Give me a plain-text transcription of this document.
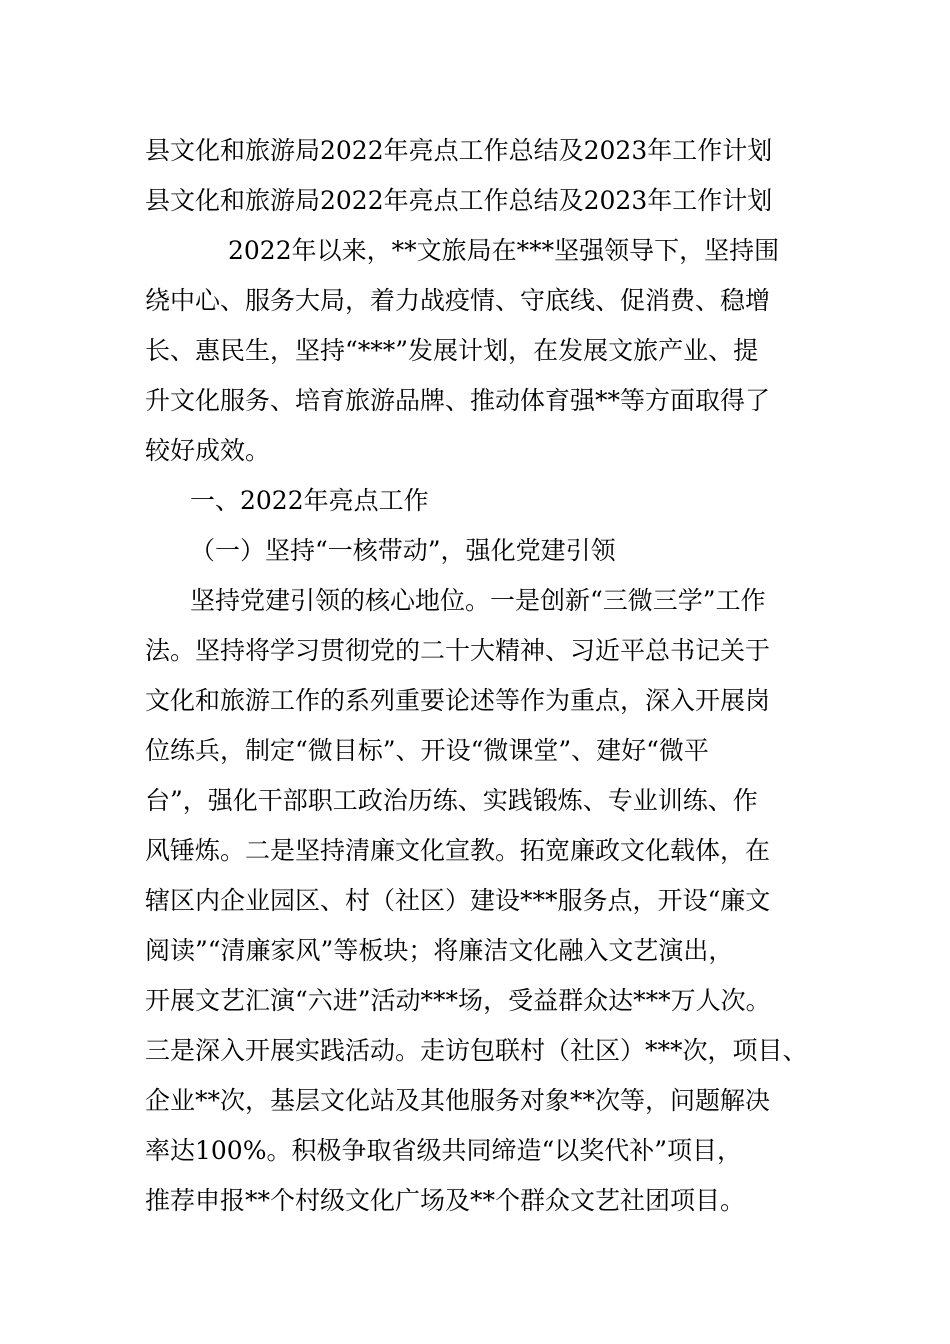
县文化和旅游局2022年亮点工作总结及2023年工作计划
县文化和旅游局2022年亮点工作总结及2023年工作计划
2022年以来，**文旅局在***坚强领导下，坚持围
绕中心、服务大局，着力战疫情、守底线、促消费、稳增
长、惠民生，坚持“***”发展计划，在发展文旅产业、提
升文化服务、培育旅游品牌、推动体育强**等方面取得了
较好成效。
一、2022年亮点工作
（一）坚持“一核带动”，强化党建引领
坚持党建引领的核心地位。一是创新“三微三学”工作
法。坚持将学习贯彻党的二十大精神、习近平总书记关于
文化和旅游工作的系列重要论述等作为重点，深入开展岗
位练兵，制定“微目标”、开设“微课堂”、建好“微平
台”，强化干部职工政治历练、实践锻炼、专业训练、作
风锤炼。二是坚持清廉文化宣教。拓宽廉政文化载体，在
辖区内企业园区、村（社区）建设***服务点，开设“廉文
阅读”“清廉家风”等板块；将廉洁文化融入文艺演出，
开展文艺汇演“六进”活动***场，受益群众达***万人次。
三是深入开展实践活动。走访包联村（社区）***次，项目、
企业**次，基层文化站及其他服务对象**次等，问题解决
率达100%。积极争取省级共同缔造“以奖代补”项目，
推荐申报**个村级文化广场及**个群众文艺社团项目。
________________________
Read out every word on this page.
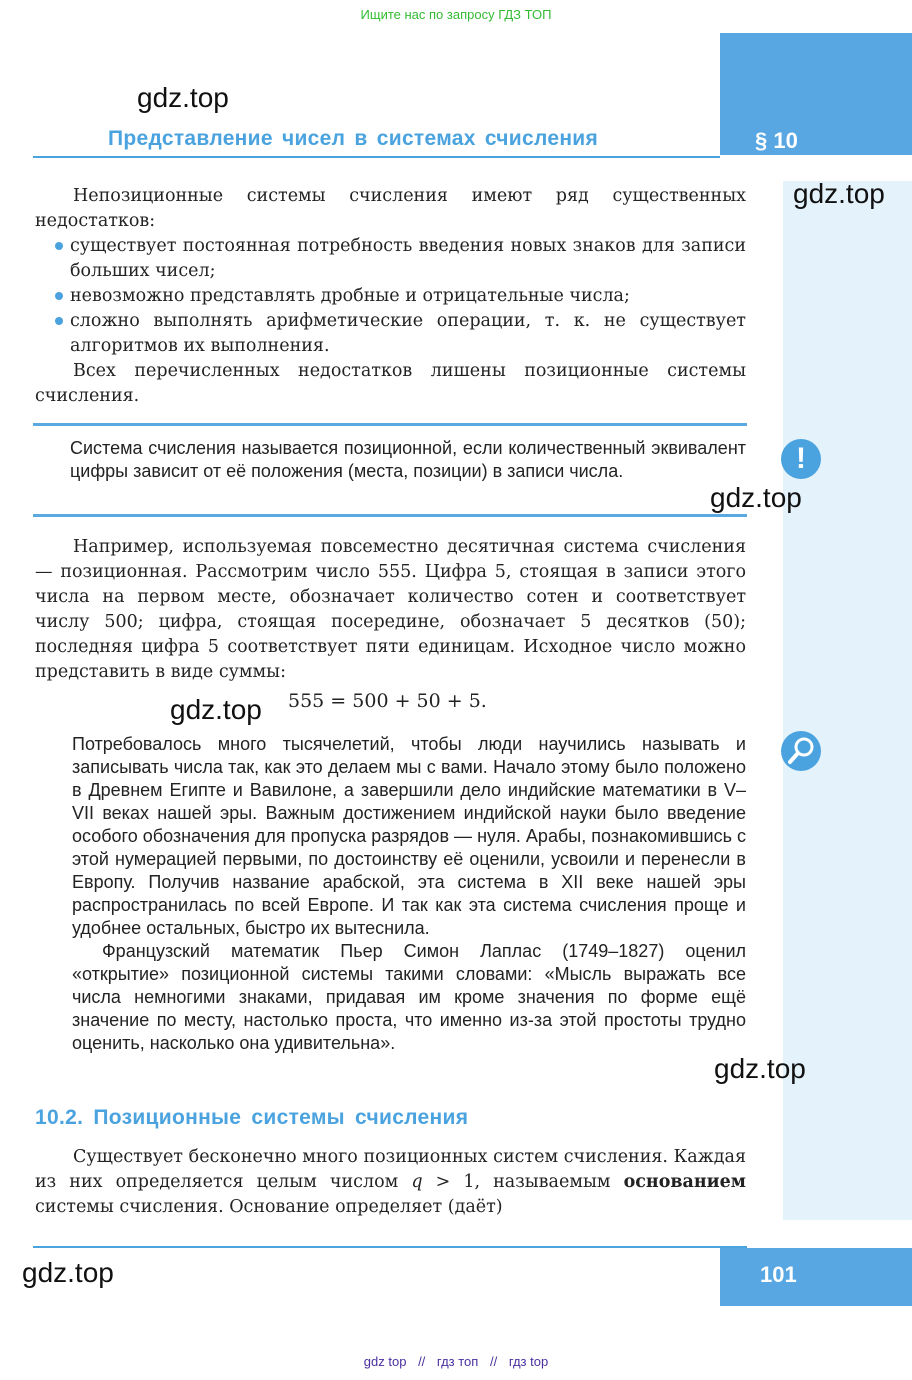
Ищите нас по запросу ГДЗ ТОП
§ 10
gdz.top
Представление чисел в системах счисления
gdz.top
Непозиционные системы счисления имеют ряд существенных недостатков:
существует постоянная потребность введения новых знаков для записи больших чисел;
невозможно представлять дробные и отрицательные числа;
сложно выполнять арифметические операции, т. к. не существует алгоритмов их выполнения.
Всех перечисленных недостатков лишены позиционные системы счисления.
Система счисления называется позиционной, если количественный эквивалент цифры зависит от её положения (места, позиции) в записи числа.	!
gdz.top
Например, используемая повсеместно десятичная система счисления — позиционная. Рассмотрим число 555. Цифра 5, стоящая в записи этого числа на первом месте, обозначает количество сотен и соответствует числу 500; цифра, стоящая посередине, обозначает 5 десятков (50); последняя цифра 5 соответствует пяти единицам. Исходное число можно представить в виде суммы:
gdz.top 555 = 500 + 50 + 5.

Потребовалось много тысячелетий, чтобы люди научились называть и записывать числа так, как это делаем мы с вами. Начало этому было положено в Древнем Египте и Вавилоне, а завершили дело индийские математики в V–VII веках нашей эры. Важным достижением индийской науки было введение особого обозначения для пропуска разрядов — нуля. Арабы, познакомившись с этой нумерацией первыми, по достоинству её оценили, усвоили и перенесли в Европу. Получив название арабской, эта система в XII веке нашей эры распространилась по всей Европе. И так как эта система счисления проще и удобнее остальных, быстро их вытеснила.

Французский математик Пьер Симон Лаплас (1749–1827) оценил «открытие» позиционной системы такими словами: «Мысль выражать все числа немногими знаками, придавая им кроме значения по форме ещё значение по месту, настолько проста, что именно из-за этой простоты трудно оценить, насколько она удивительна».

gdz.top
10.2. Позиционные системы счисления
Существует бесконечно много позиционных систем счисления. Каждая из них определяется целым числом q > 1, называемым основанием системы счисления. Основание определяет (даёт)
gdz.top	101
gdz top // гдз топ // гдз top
________________________
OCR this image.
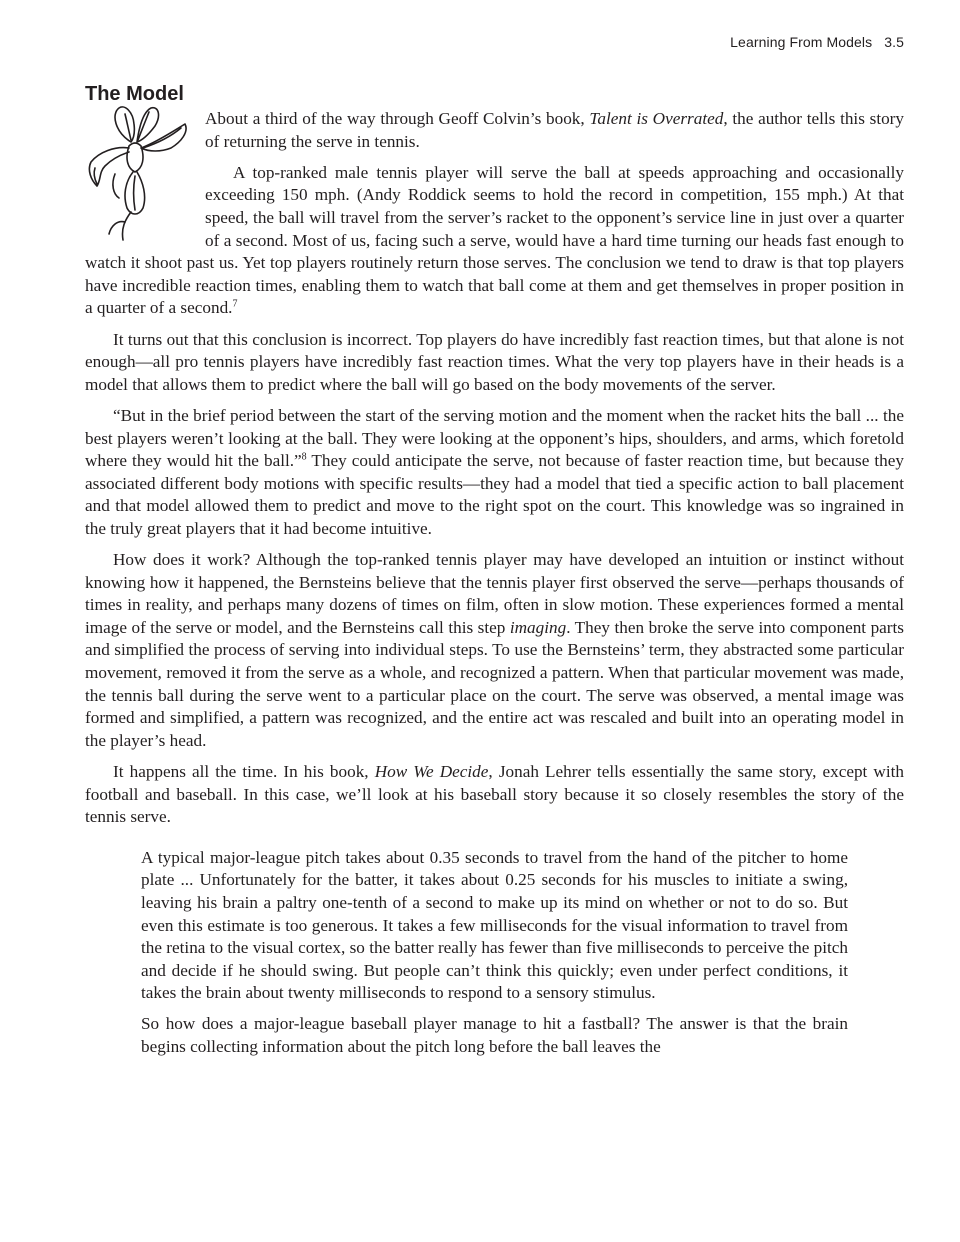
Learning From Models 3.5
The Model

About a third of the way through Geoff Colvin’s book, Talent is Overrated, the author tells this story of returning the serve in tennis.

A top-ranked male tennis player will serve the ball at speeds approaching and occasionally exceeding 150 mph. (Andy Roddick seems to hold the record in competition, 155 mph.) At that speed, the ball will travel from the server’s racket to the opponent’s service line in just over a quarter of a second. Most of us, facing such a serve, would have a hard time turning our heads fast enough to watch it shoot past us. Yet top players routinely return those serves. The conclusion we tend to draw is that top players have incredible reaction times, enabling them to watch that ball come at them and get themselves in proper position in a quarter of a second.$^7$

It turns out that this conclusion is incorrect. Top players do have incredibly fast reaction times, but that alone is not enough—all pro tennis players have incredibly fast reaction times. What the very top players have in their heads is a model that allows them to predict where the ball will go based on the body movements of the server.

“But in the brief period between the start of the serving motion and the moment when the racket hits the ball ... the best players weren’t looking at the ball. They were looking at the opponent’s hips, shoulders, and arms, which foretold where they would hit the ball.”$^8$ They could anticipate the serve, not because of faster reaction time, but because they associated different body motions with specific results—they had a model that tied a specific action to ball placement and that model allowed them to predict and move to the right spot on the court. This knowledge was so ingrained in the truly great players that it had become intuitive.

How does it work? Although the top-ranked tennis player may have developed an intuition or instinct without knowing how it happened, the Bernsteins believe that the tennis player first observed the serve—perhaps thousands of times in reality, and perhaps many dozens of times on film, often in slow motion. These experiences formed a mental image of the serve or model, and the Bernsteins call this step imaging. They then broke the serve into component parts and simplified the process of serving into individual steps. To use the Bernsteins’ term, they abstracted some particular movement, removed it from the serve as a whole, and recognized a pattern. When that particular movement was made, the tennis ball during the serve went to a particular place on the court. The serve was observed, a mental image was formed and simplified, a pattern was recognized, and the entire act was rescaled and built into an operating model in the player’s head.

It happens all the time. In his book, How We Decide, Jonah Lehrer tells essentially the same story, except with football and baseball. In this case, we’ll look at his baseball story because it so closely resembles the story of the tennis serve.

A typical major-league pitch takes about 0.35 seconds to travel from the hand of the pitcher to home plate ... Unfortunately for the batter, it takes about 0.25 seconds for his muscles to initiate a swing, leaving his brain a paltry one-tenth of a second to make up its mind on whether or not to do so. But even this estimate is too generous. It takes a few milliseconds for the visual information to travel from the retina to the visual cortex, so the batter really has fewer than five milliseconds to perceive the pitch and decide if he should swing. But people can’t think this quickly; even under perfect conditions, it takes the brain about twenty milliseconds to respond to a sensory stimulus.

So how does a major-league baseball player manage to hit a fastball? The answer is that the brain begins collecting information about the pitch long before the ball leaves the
________________________
## Work to do
Every line above that contains the word "много" should be reported.

## Exercise answer
Потребовалось много тысячелетий, чтобы люди научились называть и записывать числа так, как это делаем мы с вами. Начало этому было положено в Древнем Египте и Вавилоне, а завершили дело индийские математики в V–VII веках нашей эры. Важным достижением индийской науки было введение особого обозначения для пропуска разрядов — нуля. Арабы, познакомившись с этой нумерацией первыми, по достоинству её оценили, усвоили и перенесли в Европу. Получив название арабской, эта система в XII веке нашей эры распространилась по всей Европе. И так как эта система счисления проще и удобнее остальных, быстро их вытеснила.
Существует бесконечно много позиционных систем счисления. Каждая из них определяется целым числом q > 1, называемым основанием системы счисления. Основание определяет (даёт)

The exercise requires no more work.